**MATERIAL FOR THE TASK**
○ ○ ○ ○ ○ ○ ○

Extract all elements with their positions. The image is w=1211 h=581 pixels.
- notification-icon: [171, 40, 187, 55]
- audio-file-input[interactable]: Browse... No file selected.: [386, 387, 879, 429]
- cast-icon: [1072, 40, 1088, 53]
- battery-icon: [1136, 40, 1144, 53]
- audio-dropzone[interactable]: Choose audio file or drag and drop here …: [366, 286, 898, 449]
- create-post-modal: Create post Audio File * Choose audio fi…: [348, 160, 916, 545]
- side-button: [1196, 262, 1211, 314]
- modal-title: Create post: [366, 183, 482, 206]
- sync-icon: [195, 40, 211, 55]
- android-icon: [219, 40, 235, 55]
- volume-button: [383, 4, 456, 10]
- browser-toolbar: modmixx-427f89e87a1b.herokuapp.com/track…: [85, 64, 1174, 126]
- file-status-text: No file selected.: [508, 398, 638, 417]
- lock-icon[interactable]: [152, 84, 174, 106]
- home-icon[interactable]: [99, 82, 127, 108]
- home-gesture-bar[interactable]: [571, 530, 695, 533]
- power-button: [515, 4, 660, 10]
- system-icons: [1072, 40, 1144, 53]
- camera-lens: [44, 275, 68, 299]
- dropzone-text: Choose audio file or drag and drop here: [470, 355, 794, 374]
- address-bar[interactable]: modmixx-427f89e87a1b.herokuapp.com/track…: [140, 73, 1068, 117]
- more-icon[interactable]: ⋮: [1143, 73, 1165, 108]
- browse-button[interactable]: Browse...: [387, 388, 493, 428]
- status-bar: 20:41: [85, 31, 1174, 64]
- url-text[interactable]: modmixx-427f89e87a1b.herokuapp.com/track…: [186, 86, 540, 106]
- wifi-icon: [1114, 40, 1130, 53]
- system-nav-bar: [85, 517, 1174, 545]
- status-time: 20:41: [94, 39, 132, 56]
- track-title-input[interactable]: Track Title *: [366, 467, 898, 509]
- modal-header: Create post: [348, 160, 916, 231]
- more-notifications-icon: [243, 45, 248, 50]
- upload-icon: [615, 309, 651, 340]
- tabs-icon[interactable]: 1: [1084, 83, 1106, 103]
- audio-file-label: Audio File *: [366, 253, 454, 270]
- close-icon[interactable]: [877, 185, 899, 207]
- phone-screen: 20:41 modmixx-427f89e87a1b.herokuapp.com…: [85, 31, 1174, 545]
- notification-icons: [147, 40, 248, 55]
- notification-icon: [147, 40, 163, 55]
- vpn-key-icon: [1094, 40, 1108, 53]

○ ○ ○ ○ ○ ○ ○

Render every line of the listing above as a Markdown table with the columns "Row" and "Line", numbering the rows in order and skipping blank lines.

**EXERCISE RESULT**
| Row | Line |
|---|---|
| 1 | Extract all elements with their positions. The image is w=1211 h=581 pixels. |
| 2 | - notification-icon: [171, 40, 187, 55] |
| 3 | - audio-file-input[interactable]: Browse... No file selected.: [386, 387, 879, 429] |
| 4 | - cast-icon: [1072, 40, 1088, 53] |
| 5 | - battery-icon: [1136, 40, 1144, 53] |
| 6 | - audio-dropzone[interactable]: Choose audio file or drag and drop here …: [366, 286, 898, 449] |
| 7 | - create-post-modal: Create post Audio File * Choose audio fi…: [348, 160, 916, 545] |
| 8 | - side-button: [1196, 262, 1211, 314] |
| 9 | - modal-title: Create post: [366, 183, 482, 206] |
| 10 | - sync-icon: [195, 40, 211, 55] |
| 11 | - android-icon: [219, 40, 235, 55] |
| 12 | - volume-button: [383, 4, 456, 10] |
| 13 | - browser-toolbar: modmixx-427f89e87a1b.herokuapp.com/track…: [85, 64, 1174, 126] |
| 14 | - file-status-text: No file selected.: [508, 398, 638, 417] |
| 15 | - lock-icon[interactable]: [152, 84, 174, 106] |
| 16 | - home-icon[interactable]: [99, 82, 127, 108] |
| 17 | - home-gesture-bar[interactable]: [571, 530, 695, 533] |
| 18 | - power-button: [515, 4, 660, 10] |
| 19 | - system-icons: [1072, 40, 1144, 53] |
| 20 | - camera-lens: [44, 275, 68, 299] |
| 21 | - dropzone-text: Choose audio file or drag and drop here: [470, 355, 794, 374] |
| 22 | - address-bar[interactable]: modmixx-427f89e87a1b.herokuapp.com/track…: [140, 73, 1068, 117] |
| 23 | - more-icon[interactable]: ⋮: [1143, 73, 1165, 108] |
| 24 | - browse-button[interactable]: Browse...: [387, 388, 493, 428] |
| 25 | - status-bar: 20:41: [85, 31, 1174, 64] |
| 26 | - url-text[interactable]: modmixx-427f89e87a1b.herokuapp.com/track…: [186, 86, 540, 106] |
| 27 | - wifi-icon: [1114, 40, 1130, 53] |
| 28 | - system-nav-bar: [85, 517, 1174, 545] |
| 29 | - status-time: 20:41: [94, 39, 132, 56] |
| 30 | - track-title-input[interactable]: Track Title *: [366, 467, 898, 509] |
| 31 | - modal-header: Create post: [348, 160, 916, 231] |
| 32 | - more-notifications-icon: [243, 45, 248, 50] |
| 33 | - upload-icon: [615, 309, 651, 340] |
| 34 | - tabs-icon[interactable]: 1: [1084, 83, 1106, 103] |
| 35 | - audio-file-label: Audio File *: [366, 253, 454, 270] |
| 36 | - close-icon[interactable]: [877, 185, 899, 207] |
| 37 | - phone-screen: 20:41 modmixx-427f89e87a1b.herokuapp.com…: [85, 31, 1174, 545] |
| 38 | - notification-icons: [147, 40, 248, 55] |
| 39 | - notification-icon: [147, 40, 163, 55] |
| 40 | - vpn-key-icon: [1094, 40, 1108, 53] |